PROBLEM STATEMENT
Your task is to reproduce the entries below word for word.

RECORDS TO USE

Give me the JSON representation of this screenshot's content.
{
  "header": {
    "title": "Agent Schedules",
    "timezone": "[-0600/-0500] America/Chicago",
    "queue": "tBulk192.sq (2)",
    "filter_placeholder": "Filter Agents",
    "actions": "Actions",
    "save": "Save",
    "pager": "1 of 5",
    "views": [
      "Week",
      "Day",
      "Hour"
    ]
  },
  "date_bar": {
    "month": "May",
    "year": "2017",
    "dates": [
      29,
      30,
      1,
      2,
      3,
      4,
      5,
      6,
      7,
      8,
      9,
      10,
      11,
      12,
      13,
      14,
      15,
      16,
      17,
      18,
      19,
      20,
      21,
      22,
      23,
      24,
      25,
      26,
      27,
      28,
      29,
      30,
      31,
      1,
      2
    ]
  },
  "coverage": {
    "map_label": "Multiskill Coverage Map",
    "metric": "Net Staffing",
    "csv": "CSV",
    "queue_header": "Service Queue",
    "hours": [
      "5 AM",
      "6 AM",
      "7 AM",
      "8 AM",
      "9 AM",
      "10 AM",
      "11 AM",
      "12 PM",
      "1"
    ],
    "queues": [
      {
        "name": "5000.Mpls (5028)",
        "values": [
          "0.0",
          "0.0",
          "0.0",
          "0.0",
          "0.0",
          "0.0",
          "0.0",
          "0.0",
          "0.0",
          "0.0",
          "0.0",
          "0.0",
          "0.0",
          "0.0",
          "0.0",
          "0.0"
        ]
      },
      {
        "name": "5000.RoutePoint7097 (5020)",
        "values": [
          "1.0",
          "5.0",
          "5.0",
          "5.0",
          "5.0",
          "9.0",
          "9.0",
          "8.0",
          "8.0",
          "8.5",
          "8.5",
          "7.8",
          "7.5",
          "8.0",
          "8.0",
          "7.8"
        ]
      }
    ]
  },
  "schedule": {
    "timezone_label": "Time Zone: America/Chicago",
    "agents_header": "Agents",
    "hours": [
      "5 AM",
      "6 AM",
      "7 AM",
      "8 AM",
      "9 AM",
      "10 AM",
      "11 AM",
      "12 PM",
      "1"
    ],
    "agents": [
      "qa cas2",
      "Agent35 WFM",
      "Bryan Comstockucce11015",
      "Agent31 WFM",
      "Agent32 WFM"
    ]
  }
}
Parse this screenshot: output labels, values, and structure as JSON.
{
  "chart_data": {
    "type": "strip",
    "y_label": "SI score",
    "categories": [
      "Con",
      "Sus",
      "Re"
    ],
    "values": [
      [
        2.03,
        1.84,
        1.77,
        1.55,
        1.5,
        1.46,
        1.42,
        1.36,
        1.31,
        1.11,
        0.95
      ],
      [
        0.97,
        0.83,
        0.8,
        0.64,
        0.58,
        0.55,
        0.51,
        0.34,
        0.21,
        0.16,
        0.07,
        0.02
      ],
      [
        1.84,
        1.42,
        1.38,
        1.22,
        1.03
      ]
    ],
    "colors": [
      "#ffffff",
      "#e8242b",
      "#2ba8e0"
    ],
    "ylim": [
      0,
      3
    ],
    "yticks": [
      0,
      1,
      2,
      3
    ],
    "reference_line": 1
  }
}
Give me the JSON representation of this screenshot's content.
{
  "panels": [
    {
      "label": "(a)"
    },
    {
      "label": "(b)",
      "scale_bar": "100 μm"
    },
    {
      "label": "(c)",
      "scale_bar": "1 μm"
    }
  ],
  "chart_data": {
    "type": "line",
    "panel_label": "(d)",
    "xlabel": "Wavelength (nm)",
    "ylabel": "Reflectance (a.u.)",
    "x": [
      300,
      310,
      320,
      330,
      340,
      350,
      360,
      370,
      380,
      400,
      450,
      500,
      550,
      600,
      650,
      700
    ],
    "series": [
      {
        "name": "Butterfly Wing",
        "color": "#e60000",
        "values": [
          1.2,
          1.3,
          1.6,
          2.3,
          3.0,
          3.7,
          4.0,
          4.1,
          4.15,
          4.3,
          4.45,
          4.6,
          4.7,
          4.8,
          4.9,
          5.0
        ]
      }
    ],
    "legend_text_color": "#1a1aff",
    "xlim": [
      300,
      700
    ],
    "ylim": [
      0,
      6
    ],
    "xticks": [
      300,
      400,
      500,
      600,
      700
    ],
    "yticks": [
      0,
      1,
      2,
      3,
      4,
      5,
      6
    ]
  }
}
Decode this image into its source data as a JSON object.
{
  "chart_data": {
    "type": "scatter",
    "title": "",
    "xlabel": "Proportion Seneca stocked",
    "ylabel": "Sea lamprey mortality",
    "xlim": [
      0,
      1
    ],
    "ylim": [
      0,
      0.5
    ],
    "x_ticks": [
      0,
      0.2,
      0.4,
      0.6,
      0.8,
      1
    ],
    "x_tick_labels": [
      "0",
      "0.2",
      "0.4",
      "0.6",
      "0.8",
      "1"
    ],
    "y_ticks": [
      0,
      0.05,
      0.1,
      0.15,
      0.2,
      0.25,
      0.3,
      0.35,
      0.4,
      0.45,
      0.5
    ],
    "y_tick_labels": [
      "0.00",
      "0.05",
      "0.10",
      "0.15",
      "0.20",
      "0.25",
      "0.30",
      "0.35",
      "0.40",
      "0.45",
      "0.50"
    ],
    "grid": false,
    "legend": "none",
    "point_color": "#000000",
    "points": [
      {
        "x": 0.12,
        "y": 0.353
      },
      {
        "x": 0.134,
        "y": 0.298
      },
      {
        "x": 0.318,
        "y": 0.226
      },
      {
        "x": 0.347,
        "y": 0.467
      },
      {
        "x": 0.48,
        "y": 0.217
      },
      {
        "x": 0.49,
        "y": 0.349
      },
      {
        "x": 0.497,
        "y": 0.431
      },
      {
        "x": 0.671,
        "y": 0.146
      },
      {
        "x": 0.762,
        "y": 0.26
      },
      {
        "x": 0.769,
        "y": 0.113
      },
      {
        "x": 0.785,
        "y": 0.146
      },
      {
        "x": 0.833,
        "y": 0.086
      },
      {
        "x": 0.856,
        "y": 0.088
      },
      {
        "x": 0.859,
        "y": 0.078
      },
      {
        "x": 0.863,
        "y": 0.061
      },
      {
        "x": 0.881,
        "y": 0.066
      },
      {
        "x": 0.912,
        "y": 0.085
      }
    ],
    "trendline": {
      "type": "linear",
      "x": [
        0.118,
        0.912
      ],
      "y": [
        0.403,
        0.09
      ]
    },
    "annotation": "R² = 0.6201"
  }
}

TASK ANSWER
Give me the JSON representation of this screenshot's content.
{
  "header": {
    "title": "Agent Schedules",
    "timezone": "[-0600/-0500] America/Chicago",
    "queue": "tBulk192.sq (2)",
    "filter_placeholder": "Filter Agents",
    "actions": "Actions",
    "save": "Save",
    "pager": "1 of 5",
    "views": [
      "Week",
      "Day",
      "Hour"
    ]
  },
  "date_bar": {
    "month": "May",
    "year": "2017",
    "dates": [
      29,
      30,
      1,
      2,
      3,
      4,
      5,
      6,
      7,
      8,
      9,
      10,
      11,
      12,
      13,
      14,
      15,
      16,
      17,
      18,
      19,
      20,
      21,
      22,
      23,
      24,
      25,
      26,
      27,
      28,
      29,
      30,
      31,
      1,
      2
    ]
  },
  "coverage": {
    "map_label": "Multiskill Coverage Map",
    "metric": "Net Staffing",
    "csv": "CSV",
    "queue_header": "Service Queue",
    "hours": [
      "5 AM",
      "6 AM",
      "7 AM",
      "8 AM",
      "9 AM",
      "10 AM",
      "11 AM",
      "12 PM",
      "1"
    ],
    "queues": [
      {
        "name": "5000.Mpls (5028)",
        "values": [
          "0.0",
          "0.0",
          "0.0",
          "0.0",
          "0.0",
          "0.0",
          "0.0",
          "0.0",
          "0.0",
          "0.0",
          "0.0",
          "0.0",
          "0.0",
          "0.0",
          "0.0",
          "0.0"
        ]
      },
      {
        "name": "5000.RoutePoint7097 (5020)",
        "values": [
          "1.0",
          "5.0",
          "5.0",
          "5.0",
          "5.0",
          "9.0",
          "9.0",
          "8.0",
          "8.0",
          "8.5",
          "8.5",
          "7.8",
          "7.5",
          "8.0",
          "8.0",
          "7.8"
        ]
      }
    ]
  },
  "schedule": {
    "timezone_label": "Time Zone: America/Chicago",
    "agents_header": "Agents",
    "hours": [
      "5 AM",
      "6 AM",
      "7 AM",
      "8 AM",
      "9 AM",
      "10 AM",
      "11 AM",
      "12 PM",
      "1"
    ],
    "agents": [
      "qa cas2",
      "Agent35 WFM",
      "Bryan Comstockucce11015",
      "Agent31 WFM",
      "Agent32 WFM"
    ]
  }
}
Parse this screenshot: output labels, values, and structure as JSON.
{
  "chart_data": {
    "type": "strip",
    "y_label": "SI score",
    "categories": [
      "Con",
      "Sus",
      "Re"
    ],
    "values": [
      [
        2.03,
        1.84,
        1.77,
        1.55,
        1.5,
        1.46,
        1.42,
        1.36,
        1.31,
        1.11,
        0.95
      ],
      [
        0.97,
        0.83,
        0.8,
        0.64,
        0.58,
        0.55,
        0.51,
        0.34,
        0.21,
        0.16,
        0.07,
        0.02
      ],
      [
        1.84,
        1.42,
        1.38,
        1.22,
        1.03
      ]
    ],
    "colors": [
      "#ffffff",
      "#e8242b",
      "#2ba8e0"
    ],
    "ylim": [
      0,
      3
    ],
    "yticks": [
      0,
      1,
      2,
      3
    ],
    "reference_line": 1
  }
}
Give me the JSON representation of this screenshot's content.
{
  "panels": [
    {
      "label": "(a)"
    },
    {
      "label": "(b)",
      "scale_bar": "100 μm"
    },
    {
      "label": "(c)",
      "scale_bar": "1 μm"
    }
  ],
  "chart_data": {
    "type": "line",
    "panel_label": "(d)",
    "xlabel": "Wavelength (nm)",
    "ylabel": "Reflectance (a.u.)",
    "x": [
      300,
      310,
      320,
      330,
      340,
      350,
      360,
      370,
      380,
      400,
      450,
      500,
      550,
      600,
      650,
      700
    ],
    "series": [
      {
        "name": "Butterfly Wing",
        "color": "#e60000",
        "values": [
          1.2,
          1.3,
          1.6,
          2.3,
          3.0,
          3.7,
          4.0,
          4.1,
          4.15,
          4.3,
          4.45,
          4.6,
          4.7,
          4.8,
          4.9,
          5.0
        ]
      }
    ],
    "legend_text_color": "#1a1aff",
    "xlim": [
      300,
      700
    ],
    "ylim": [
      0,
      6
    ],
    "xticks": [
      300,
      400,
      500,
      600,
      700
    ],
    "yticks": [
      0,
      1,
      2,
      3,
      4,
      5,
      6
    ]
  }
}
Decode this image into its source data as a JSON object.
{
  "chart_data": {
    "type": "scatter",
    "title": "",
    "xlabel": "Proportion Seneca stocked",
    "ylabel": "Sea lamprey mortality",
    "xlim": [
      0,
      1
    ],
    "ylim": [
      0,
      0.5
    ],
    "x_ticks": [
      0,
      0.2,
      0.4,
      0.6,
      0.8,
      1
    ],
    "x_tick_labels": [
      "0",
      "0.2",
      "0.4",
      "0.6",
      "0.8",
      "1"
    ],
    "y_ticks": [
      0,
      0.05,
      0.1,
      0.15,
      0.2,
      0.25,
      0.3,
      0.35,
      0.4,
      0.45,
      0.5
    ],
    "y_tick_labels": [
      "0.00",
      "0.05",
      "0.10",
      "0.15",
      "0.20",
      "0.25",
      "0.30",
      "0.35",
      "0.40",
      "0.45",
      "0.50"
    ],
    "grid": false,
    "legend": "none",
    "point_color": "#000000",
    "points": [
      {
        "x": 0.12,
        "y": 0.353
      },
      {
        "x": 0.134,
        "y": 0.298
      },
      {
        "x": 0.318,
        "y": 0.226
      },
      {
        "x": 0.347,
        "y": 0.467
      },
      {
        "x": 0.48,
        "y": 0.217
      },
      {
        "x": 0.49,
        "y": 0.349
      },
      {
        "x": 0.497,
        "y": 0.431
      },
      {
        "x": 0.671,
        "y": 0.146
      },
      {
        "x": 0.762,
        "y": 0.26
      },
      {
        "x": 0.769,
        "y": 0.113
      },
      {
        "x": 0.785,
        "y": 0.146
      },
      {
        "x": 0.833,
        "y": 0.086
      },
      {
        "x": 0.856,
        "y": 0.088
      },
      {
        "x": 0.859,
        "y": 0.078
      },
      {
        "x": 0.863,
        "y": 0.061
      },
      {
        "x": 0.881,
        "y": 0.066
      },
      {
        "x": 0.912,
        "y": 0.085
      }
    ],
    "trendline": {
      "type": "linear",
      "x": [
        0.118,
        0.912
      ],
      "y": [
        0.403,
        0.09
      ]
    },
    "annotation": "R² = 0.6201"
  }
}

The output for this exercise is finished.